-- DESCRIPTION OF THE TASK --
Would you repeat the listing exactly but omit every picture?

(Data records)

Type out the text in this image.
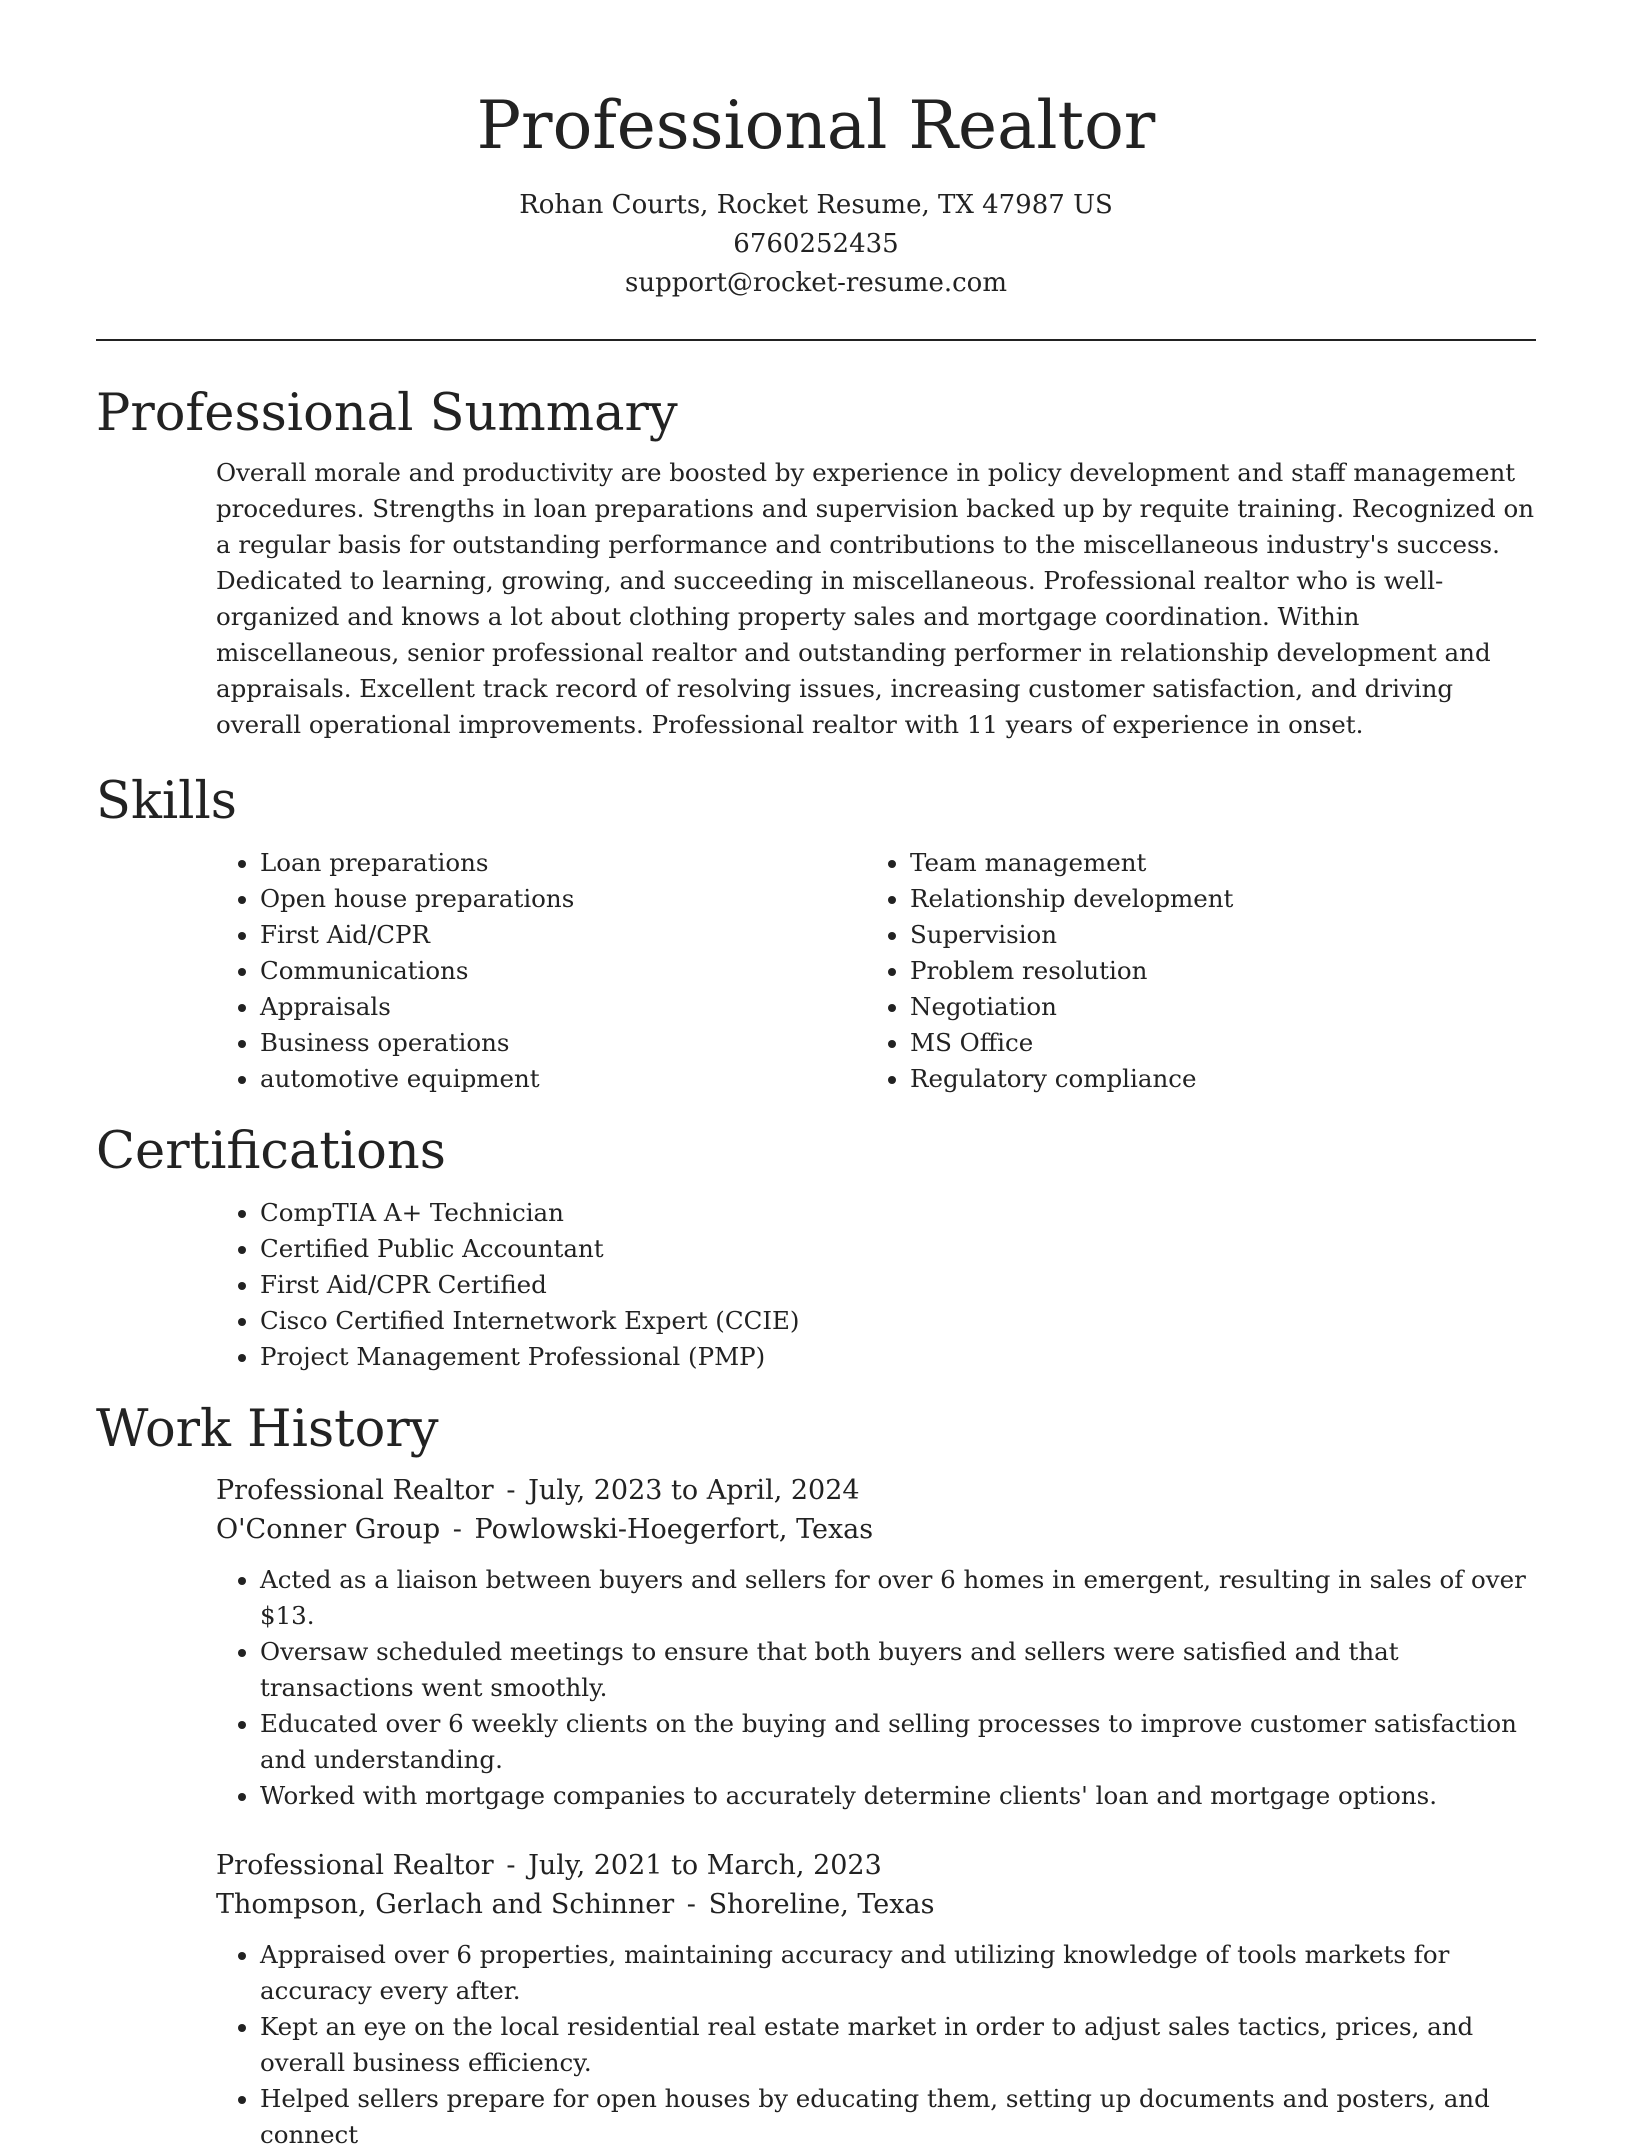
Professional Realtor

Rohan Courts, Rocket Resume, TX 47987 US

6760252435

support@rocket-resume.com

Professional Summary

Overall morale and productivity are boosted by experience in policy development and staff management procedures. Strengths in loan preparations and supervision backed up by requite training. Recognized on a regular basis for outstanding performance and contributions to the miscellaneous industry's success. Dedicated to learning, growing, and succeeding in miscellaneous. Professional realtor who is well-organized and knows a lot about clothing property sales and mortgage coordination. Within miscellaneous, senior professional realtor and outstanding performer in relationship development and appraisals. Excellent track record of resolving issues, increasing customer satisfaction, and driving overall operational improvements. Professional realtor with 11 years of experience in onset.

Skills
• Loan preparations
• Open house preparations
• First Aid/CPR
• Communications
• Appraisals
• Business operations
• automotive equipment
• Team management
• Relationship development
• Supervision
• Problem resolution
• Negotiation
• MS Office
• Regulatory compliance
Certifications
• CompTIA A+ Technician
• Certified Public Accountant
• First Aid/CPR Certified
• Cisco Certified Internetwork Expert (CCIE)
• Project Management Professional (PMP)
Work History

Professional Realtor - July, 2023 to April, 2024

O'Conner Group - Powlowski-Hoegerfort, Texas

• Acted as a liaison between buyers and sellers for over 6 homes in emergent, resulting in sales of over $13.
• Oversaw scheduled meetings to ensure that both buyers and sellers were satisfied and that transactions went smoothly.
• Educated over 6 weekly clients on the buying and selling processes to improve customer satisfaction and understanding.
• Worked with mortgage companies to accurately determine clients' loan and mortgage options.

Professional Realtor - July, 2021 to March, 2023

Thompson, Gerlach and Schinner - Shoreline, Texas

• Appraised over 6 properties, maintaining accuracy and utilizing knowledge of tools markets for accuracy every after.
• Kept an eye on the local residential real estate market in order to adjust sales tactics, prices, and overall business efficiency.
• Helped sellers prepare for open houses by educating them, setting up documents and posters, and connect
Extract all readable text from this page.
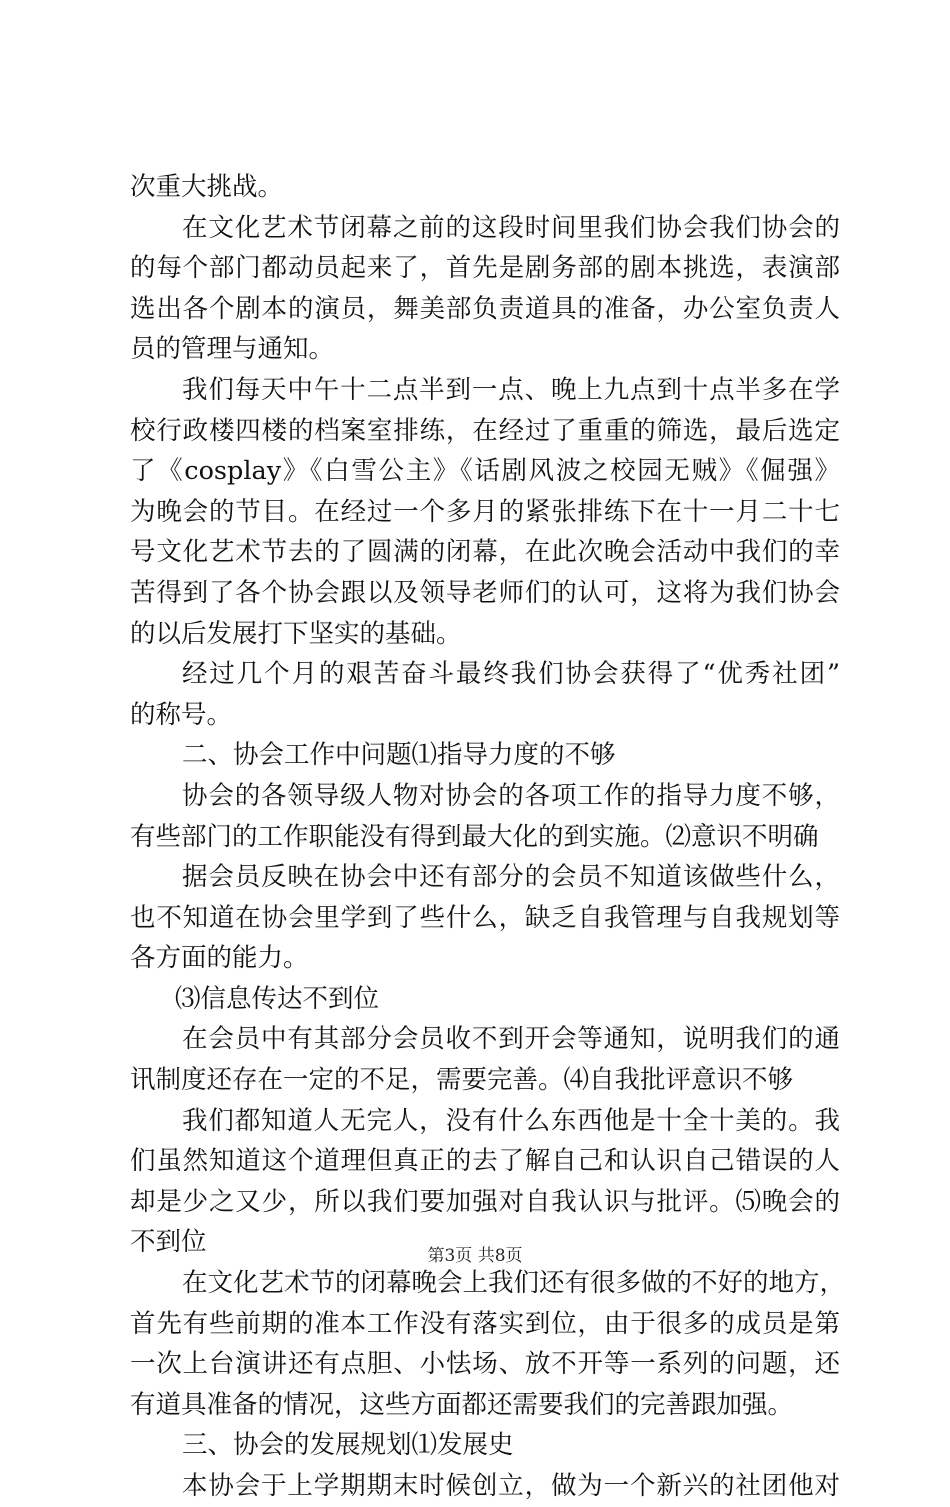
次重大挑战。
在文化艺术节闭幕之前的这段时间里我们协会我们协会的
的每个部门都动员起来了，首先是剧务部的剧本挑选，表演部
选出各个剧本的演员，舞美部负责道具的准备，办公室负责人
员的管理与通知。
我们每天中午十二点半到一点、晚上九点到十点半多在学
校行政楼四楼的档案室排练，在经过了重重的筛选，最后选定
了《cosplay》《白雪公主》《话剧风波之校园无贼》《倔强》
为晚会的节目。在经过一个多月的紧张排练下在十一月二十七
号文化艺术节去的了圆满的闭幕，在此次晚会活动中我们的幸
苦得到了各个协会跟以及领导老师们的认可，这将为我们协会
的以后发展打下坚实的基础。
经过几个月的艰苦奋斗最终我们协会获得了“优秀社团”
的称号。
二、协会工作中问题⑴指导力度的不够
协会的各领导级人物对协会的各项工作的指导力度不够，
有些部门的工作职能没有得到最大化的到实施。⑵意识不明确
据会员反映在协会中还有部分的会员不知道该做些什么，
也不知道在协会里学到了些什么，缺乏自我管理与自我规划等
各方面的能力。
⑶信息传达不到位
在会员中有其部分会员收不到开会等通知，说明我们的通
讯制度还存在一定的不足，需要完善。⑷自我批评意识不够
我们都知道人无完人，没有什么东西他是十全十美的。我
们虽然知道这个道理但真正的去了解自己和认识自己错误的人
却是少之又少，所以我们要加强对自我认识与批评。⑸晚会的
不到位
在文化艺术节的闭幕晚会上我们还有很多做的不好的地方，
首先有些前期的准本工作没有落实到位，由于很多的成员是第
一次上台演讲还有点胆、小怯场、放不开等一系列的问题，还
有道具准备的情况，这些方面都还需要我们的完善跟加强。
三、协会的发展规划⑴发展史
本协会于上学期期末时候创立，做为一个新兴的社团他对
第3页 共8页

-- RESULT --
Type out the text in this image.
Professional Realtor

Rohan Courts, Rocket Resume, TX 47987 US

6760252435

support@rocket-resume.com

Professional Summary

Overall morale and productivity are boosted by experience in policy development and staff management procedures. Strengths in loan preparations and supervision backed up by requite training. Recognized on a regular basis for outstanding performance and contributions to the miscellaneous industry's success. Dedicated to learning, growing, and succeeding in miscellaneous. Professional realtor who is well-organized and knows a lot about clothing property sales and mortgage coordination. Within miscellaneous, senior professional realtor and outstanding performer in relationship development and appraisals. Excellent track record of resolving issues, increasing customer satisfaction, and driving overall operational improvements. Professional realtor with 11 years of experience in onset.

Skills
• Loan preparations
• Open house preparations
• First Aid/CPR
• Communications
• Appraisals
• Business operations
• automotive equipment
• Team management
• Relationship development
• Supervision
• Problem resolution
• Negotiation
• MS Office
• Regulatory compliance
Certifications
• CompTIA A+ Technician
• Certified Public Accountant
• First Aid/CPR Certified
• Cisco Certified Internetwork Expert (CCIE)
• Project Management Professional (PMP)
Work History

Professional Realtor - July, 2023 to April, 2024

O'Conner Group - Powlowski-Hoegerfort, Texas

• Acted as a liaison between buyers and sellers for over 6 homes in emergent, resulting in sales of over $13.
• Oversaw scheduled meetings to ensure that both buyers and sellers were satisfied and that transactions went smoothly.
• Educated over 6 weekly clients on the buying and selling processes to improve customer satisfaction and understanding.
• Worked with mortgage companies to accurately determine clients' loan and mortgage options.

Professional Realtor - July, 2021 to March, 2023

Thompson, Gerlach and Schinner - Shoreline, Texas

• Appraised over 6 properties, maintaining accuracy and utilizing knowledge of tools markets for accuracy every after.
• Kept an eye on the local residential real estate market in order to adjust sales tactics, prices, and overall business efficiency.
• Helped sellers prepare for open houses by educating them, setting up documents and posters, and connect
Extract all readable text from this page.
次重大挑战。
在文化艺术节闭幕之前的这段时间里我们协会我们协会的
的每个部门都动员起来了，首先是剧务部的剧本挑选，表演部
选出各个剧本的演员，舞美部负责道具的准备，办公室负责人
员的管理与通知。
我们每天中午十二点半到一点、晚上九点到十点半多在学
校行政楼四楼的档案室排练，在经过了重重的筛选，最后选定
了《cosplay》《白雪公主》《话剧风波之校园无贼》《倔强》
为晚会的节目。在经过一个多月的紧张排练下在十一月二十七
号文化艺术节去的了圆满的闭幕，在此次晚会活动中我们的幸
苦得到了各个协会跟以及领导老师们的认可，这将为我们协会
的以后发展打下坚实的基础。
经过几个月的艰苦奋斗最终我们协会获得了“优秀社团”
的称号。
二、协会工作中问题⑴指导力度的不够
协会的各领导级人物对协会的各项工作的指导力度不够，
有些部门的工作职能没有得到最大化的到实施。⑵意识不明确
据会员反映在协会中还有部分的会员不知道该做些什么，
也不知道在协会里学到了些什么，缺乏自我管理与自我规划等
各方面的能力。
⑶信息传达不到位
在会员中有其部分会员收不到开会等通知，说明我们的通
讯制度还存在一定的不足，需要完善。⑷自我批评意识不够
我们都知道人无完人，没有什么东西他是十全十美的。我
们虽然知道这个道理但真正的去了解自己和认识自己错误的人
却是少之又少，所以我们要加强对自我认识与批评。⑸晚会的
不到位
在文化艺术节的闭幕晚会上我们还有很多做的不好的地方，
首先有些前期的准本工作没有落实到位，由于很多的成员是第
一次上台演讲还有点胆、小怯场、放不开等一系列的问题，还
有道具准备的情况，这些方面都还需要我们的完善跟加强。
三、协会的发展规划⑴发展史
本协会于上学期期末时候创立，做为一个新兴的社团他对
第3页 共8页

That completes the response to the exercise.